• _WHAT THE TASK REQUIRES_: In the listing below, find every line with the string "year" and pull it out.

Entries with figure data:
********************

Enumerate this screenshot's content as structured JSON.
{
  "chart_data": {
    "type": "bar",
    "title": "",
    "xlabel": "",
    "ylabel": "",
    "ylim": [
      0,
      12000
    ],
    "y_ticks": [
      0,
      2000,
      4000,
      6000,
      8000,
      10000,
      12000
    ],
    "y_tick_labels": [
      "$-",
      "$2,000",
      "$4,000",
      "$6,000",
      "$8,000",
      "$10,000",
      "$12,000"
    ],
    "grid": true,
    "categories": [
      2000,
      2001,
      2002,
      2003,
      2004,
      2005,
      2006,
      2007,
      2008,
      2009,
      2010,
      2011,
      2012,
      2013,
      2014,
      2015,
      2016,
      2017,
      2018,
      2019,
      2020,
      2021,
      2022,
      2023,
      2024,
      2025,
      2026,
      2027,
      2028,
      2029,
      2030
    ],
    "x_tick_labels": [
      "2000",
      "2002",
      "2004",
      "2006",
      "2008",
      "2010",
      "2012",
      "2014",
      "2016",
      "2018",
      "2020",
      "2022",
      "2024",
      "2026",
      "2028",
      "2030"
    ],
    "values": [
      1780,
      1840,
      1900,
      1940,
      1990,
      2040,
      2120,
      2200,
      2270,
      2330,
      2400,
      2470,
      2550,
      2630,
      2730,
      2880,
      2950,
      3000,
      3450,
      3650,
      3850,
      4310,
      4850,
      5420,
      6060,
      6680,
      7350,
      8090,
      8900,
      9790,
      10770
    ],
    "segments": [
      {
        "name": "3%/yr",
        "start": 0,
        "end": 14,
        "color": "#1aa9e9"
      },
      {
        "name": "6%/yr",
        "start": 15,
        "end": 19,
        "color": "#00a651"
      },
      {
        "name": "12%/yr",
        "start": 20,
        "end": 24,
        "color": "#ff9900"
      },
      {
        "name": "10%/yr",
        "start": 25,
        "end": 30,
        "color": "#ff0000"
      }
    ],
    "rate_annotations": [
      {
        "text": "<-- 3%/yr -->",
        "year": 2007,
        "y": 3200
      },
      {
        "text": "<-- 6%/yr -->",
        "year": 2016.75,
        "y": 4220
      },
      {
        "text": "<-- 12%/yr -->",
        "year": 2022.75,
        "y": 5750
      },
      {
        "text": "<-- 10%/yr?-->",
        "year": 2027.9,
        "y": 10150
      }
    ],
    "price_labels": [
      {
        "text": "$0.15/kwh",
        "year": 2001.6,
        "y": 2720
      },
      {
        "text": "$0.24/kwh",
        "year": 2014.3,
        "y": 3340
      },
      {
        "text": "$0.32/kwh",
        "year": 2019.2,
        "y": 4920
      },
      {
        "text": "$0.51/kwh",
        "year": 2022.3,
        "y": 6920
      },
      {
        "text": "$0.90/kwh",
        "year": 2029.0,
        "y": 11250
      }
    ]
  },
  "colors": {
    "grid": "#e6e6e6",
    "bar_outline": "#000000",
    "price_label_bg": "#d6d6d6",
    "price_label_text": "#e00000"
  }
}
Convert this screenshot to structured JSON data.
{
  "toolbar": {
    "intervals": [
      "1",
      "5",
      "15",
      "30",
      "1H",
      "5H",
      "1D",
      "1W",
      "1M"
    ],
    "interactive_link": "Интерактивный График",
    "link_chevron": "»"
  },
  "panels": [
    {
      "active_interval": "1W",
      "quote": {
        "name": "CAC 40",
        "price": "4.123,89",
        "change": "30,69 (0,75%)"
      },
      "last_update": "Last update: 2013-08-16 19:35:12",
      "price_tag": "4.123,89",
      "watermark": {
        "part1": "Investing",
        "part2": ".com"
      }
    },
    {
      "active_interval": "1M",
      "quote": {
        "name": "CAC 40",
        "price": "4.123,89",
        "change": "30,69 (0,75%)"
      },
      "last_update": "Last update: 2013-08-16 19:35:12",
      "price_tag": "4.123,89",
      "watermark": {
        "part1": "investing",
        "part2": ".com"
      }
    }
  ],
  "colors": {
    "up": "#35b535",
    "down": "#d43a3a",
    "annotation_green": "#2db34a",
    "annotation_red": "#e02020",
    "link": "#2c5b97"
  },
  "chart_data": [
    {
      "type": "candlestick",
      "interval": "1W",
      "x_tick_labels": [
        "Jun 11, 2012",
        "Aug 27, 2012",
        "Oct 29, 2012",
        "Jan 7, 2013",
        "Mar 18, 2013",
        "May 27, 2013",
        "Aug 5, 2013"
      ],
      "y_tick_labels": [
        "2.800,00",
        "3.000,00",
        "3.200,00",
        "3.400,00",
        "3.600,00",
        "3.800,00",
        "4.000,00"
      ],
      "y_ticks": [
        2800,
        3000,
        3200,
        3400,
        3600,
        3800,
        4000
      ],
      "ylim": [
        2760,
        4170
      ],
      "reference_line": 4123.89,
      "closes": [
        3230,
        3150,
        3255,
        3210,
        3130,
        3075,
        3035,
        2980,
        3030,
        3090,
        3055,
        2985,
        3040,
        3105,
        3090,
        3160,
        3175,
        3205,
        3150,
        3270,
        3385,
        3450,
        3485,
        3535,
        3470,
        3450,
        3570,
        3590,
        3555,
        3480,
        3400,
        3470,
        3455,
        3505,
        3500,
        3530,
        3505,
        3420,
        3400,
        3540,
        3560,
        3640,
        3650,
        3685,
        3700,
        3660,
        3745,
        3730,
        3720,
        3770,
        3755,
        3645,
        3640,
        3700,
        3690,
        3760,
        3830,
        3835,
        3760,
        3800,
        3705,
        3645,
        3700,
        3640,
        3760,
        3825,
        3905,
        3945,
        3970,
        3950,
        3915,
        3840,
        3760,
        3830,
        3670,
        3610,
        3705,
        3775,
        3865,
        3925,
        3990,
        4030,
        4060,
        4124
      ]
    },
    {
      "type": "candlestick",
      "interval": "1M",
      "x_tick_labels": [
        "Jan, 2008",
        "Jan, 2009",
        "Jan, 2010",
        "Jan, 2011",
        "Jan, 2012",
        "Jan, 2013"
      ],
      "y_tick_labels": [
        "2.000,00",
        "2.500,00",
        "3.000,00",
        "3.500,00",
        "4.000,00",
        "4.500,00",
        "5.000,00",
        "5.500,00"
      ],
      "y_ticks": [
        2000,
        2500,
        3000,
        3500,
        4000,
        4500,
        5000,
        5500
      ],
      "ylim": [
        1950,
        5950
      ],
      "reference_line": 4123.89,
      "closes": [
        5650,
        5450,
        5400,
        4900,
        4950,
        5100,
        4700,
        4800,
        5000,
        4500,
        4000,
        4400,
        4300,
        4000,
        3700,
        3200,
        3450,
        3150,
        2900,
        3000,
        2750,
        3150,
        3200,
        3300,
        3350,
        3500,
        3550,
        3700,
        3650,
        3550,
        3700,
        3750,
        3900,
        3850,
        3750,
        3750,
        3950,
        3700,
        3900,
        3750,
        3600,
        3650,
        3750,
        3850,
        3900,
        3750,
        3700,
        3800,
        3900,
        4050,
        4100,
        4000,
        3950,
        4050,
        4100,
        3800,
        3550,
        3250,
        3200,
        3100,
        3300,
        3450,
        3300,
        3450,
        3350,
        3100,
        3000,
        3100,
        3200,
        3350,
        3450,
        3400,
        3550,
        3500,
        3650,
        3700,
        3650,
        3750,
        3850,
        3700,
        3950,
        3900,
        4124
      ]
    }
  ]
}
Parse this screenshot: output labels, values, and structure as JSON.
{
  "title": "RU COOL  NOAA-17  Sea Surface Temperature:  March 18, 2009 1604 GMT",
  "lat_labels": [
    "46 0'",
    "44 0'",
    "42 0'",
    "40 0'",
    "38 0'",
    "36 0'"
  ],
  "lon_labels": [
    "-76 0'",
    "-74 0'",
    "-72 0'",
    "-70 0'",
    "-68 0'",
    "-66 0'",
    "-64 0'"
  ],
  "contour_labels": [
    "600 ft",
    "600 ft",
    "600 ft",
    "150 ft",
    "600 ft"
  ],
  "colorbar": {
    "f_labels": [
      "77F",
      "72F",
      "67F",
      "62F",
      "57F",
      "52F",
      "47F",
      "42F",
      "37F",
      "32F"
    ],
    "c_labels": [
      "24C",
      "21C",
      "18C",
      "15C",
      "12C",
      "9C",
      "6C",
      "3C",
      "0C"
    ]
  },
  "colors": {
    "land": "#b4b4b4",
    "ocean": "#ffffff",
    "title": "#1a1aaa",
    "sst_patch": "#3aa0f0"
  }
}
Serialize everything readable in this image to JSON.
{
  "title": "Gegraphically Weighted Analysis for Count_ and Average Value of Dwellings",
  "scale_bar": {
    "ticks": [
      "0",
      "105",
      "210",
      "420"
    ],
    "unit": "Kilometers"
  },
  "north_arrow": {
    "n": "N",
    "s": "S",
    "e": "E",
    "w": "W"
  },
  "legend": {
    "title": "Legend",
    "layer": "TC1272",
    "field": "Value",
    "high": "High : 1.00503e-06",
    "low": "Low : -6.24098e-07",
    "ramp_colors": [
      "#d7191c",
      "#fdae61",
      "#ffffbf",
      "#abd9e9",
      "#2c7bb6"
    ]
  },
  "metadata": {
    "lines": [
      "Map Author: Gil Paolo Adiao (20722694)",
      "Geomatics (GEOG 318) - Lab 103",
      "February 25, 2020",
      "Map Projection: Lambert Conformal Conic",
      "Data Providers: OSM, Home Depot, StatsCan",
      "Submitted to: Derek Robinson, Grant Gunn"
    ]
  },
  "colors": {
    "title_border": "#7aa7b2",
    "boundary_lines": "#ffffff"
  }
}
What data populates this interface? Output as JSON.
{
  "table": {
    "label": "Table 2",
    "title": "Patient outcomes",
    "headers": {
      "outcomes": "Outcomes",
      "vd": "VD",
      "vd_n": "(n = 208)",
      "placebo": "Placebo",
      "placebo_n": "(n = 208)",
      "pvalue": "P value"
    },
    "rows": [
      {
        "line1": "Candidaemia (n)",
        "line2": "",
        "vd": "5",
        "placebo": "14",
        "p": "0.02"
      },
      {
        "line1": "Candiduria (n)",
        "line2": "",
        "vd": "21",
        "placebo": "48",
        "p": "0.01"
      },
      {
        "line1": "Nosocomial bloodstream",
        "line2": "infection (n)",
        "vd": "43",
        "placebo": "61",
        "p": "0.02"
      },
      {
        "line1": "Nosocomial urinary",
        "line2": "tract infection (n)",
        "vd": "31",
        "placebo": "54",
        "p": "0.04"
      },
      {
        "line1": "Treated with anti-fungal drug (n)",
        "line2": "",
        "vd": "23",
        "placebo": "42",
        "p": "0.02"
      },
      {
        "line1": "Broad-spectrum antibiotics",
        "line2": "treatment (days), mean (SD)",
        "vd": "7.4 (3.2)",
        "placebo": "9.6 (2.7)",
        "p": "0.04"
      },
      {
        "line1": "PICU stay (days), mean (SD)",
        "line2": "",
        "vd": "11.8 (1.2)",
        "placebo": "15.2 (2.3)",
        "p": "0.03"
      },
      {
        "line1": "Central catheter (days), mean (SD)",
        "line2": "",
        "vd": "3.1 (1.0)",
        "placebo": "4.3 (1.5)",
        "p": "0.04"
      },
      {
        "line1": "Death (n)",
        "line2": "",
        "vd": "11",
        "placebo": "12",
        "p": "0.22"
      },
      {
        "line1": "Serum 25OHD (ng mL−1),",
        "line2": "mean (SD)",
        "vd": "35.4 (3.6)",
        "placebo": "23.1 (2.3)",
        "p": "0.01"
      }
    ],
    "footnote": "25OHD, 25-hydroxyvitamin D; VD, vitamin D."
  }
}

********************

• _ANSWER FOR THE TASK_:
        "year": 2007,
        "year": 2016.75,
        "year": 2022.75,
        "year": 2027.9,
        "year": 2001.6,
        "year": 2014.3,
        "year": 2019.2,
        "year": 2022.3,
        "year": 2029.0,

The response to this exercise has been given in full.